Records from a data collection:

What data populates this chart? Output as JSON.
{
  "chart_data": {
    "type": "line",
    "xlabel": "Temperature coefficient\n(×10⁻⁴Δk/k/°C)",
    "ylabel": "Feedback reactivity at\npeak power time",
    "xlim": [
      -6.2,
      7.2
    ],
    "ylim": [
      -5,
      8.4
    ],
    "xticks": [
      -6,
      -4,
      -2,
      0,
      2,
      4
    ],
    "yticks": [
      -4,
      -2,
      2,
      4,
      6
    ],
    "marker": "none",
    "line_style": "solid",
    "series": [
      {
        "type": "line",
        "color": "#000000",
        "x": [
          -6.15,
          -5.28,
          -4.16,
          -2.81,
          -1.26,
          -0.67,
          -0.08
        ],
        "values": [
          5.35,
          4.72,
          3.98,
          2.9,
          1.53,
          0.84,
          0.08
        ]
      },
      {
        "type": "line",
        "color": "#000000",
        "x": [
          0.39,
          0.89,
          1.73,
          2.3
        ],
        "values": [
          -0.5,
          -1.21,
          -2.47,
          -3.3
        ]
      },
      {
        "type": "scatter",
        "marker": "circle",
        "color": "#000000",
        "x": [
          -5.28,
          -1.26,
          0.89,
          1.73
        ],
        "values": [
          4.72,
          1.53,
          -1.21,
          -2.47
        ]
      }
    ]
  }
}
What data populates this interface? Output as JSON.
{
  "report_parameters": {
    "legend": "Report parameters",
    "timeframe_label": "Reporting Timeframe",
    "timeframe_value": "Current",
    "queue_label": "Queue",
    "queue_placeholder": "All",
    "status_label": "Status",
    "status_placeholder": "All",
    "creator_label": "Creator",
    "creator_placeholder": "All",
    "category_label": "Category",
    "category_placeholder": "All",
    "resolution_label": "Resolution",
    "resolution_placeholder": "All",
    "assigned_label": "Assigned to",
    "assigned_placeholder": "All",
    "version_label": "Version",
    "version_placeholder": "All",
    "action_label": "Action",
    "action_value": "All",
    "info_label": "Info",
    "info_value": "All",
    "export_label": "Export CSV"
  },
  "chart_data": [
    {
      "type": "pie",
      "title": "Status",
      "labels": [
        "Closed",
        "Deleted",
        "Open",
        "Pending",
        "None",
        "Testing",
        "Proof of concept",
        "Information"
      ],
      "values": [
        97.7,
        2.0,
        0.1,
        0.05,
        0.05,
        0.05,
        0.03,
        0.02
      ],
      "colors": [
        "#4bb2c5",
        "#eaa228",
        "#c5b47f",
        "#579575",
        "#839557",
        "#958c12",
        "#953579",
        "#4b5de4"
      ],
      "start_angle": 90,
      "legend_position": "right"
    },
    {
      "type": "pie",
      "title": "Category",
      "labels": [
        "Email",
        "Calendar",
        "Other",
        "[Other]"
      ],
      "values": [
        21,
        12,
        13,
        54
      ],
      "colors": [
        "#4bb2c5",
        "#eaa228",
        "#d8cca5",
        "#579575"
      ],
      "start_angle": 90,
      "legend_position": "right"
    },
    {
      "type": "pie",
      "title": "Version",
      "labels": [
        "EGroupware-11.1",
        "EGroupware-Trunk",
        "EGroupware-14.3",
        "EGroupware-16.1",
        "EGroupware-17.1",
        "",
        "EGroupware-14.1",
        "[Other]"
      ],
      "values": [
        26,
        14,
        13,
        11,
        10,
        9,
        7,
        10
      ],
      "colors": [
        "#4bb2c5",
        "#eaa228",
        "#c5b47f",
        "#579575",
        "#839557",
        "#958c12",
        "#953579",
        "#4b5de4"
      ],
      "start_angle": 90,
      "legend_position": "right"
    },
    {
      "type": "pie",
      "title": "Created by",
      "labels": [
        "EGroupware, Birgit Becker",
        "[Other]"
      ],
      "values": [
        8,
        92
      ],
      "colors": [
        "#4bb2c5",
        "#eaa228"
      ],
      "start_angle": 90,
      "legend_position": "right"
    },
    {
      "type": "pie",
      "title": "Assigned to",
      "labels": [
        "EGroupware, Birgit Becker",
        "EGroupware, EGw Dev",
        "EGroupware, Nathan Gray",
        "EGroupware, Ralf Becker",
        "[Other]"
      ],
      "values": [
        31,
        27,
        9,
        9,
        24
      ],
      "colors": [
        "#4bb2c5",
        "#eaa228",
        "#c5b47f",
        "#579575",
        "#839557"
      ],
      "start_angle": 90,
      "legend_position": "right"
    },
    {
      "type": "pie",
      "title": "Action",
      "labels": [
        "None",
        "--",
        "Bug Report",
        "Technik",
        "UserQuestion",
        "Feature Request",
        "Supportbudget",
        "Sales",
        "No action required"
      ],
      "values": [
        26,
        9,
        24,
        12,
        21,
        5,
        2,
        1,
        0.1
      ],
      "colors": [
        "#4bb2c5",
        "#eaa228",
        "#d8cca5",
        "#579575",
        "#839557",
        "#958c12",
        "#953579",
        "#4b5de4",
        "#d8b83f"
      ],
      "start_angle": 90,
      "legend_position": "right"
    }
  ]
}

- **Short task**
Retype the material in full. Each word must match.

- **Expected answer**
What data populates this chart? Output as JSON.
{
  "chart_data": {
    "type": "line",
    "xlabel": "Temperature coefficient\n(×10⁻⁴Δk/k/°C)",
    "ylabel": "Feedback reactivity at\npeak power time",
    "xlim": [
      -6.2,
      7.2
    ],
    "ylim": [
      -5,
      8.4
    ],
    "xticks": [
      -6,
      -4,
      -2,
      0,
      2,
      4
    ],
    "yticks": [
      -4,
      -2,
      2,
      4,
      6
    ],
    "marker": "none",
    "line_style": "solid",
    "series": [
      {
        "type": "line",
        "color": "#000000",
        "x": [
          -6.15,
          -5.28,
          -4.16,
          -2.81,
          -1.26,
          -0.67,
          -0.08
        ],
        "values": [
          5.35,
          4.72,
          3.98,
          2.9,
          1.53,
          0.84,
          0.08
        ]
      },
      {
        "type": "line",
        "color": "#000000",
        "x": [
          0.39,
          0.89,
          1.73,
          2.3
        ],
        "values": [
          -0.5,
          -1.21,
          -2.47,
          -3.3
        ]
      },
      {
        "type": "scatter",
        "marker": "circle",
        "color": "#000000",
        "x": [
          -5.28,
          -1.26,
          0.89,
          1.73
        ],
        "values": [
          4.72,
          1.53,
          -1.21,
          -2.47
        ]
      }
    ]
  }
}
What data populates this interface? Output as JSON.
{
  "report_parameters": {
    "legend": "Report parameters",
    "timeframe_label": "Reporting Timeframe",
    "timeframe_value": "Current",
    "queue_label": "Queue",
    "queue_placeholder": "All",
    "status_label": "Status",
    "status_placeholder": "All",
    "creator_label": "Creator",
    "creator_placeholder": "All",
    "category_label": "Category",
    "category_placeholder": "All",
    "resolution_label": "Resolution",
    "resolution_placeholder": "All",
    "assigned_label": "Assigned to",
    "assigned_placeholder": "All",
    "version_label": "Version",
    "version_placeholder": "All",
    "action_label": "Action",
    "action_value": "All",
    "info_label": "Info",
    "info_value": "All",
    "export_label": "Export CSV"
  },
  "chart_data": [
    {
      "type": "pie",
      "title": "Status",
      "labels": [
        "Closed",
        "Deleted",
        "Open",
        "Pending",
        "None",
        "Testing",
        "Proof of concept",
        "Information"
      ],
      "values": [
        97.7,
        2.0,
        0.1,
        0.05,
        0.05,
        0.05,
        0.03,
        0.02
      ],
      "colors": [
        "#4bb2c5",
        "#eaa228",
        "#c5b47f",
        "#579575",
        "#839557",
        "#958c12",
        "#953579",
        "#4b5de4"
      ],
      "start_angle": 90,
      "legend_position": "right"
    },
    {
      "type": "pie",
      "title": "Category",
      "labels": [
        "Email",
        "Calendar",
        "Other",
        "[Other]"
      ],
      "values": [
        21,
        12,
        13,
        54
      ],
      "colors": [
        "#4bb2c5",
        "#eaa228",
        "#d8cca5",
        "#579575"
      ],
      "start_angle": 90,
      "legend_position": "right"
    },
    {
      "type": "pie",
      "title": "Version",
      "labels": [
        "EGroupware-11.1",
        "EGroupware-Trunk",
        "EGroupware-14.3",
        "EGroupware-16.1",
        "EGroupware-17.1",
        "",
        "EGroupware-14.1",
        "[Other]"
      ],
      "values": [
        26,
        14,
        13,
        11,
        10,
        9,
        7,
        10
      ],
      "colors": [
        "#4bb2c5",
        "#eaa228",
        "#c5b47f",
        "#579575",
        "#839557",
        "#958c12",
        "#953579",
        "#4b5de4"
      ],
      "start_angle": 90,
      "legend_position": "right"
    },
    {
      "type": "pie",
      "title": "Created by",
      "labels": [
        "EGroupware, Birgit Becker",
        "[Other]"
      ],
      "values": [
        8,
        92
      ],
      "colors": [
        "#4bb2c5",
        "#eaa228"
      ],
      "start_angle": 90,
      "legend_position": "right"
    },
    {
      "type": "pie",
      "title": "Assigned to",
      "labels": [
        "EGroupware, Birgit Becker",
        "EGroupware, EGw Dev",
        "EGroupware, Nathan Gray",
        "EGroupware, Ralf Becker",
        "[Other]"
      ],
      "values": [
        31,
        27,
        9,
        9,
        24
      ],
      "colors": [
        "#4bb2c5",
        "#eaa228",
        "#c5b47f",
        "#579575",
        "#839557"
      ],
      "start_angle": 90,
      "legend_position": "right"
    },
    {
      "type": "pie",
      "title": "Action",
      "labels": [
        "None",
        "--",
        "Bug Report",
        "Technik",
        "UserQuestion",
        "Feature Request",
        "Supportbudget",
        "Sales",
        "No action required"
      ],
      "values": [
        26,
        9,
        24,
        12,
        21,
        5,
        2,
        1,
        0.1
      ],
      "colors": [
        "#4bb2c5",
        "#eaa228",
        "#d8cca5",
        "#579575",
        "#839557",
        "#958c12",
        "#953579",
        "#4b5de4",
        "#d8b83f"
      ],
      "start_angle": 90,
      "legend_position": "right"
    }
  ]
}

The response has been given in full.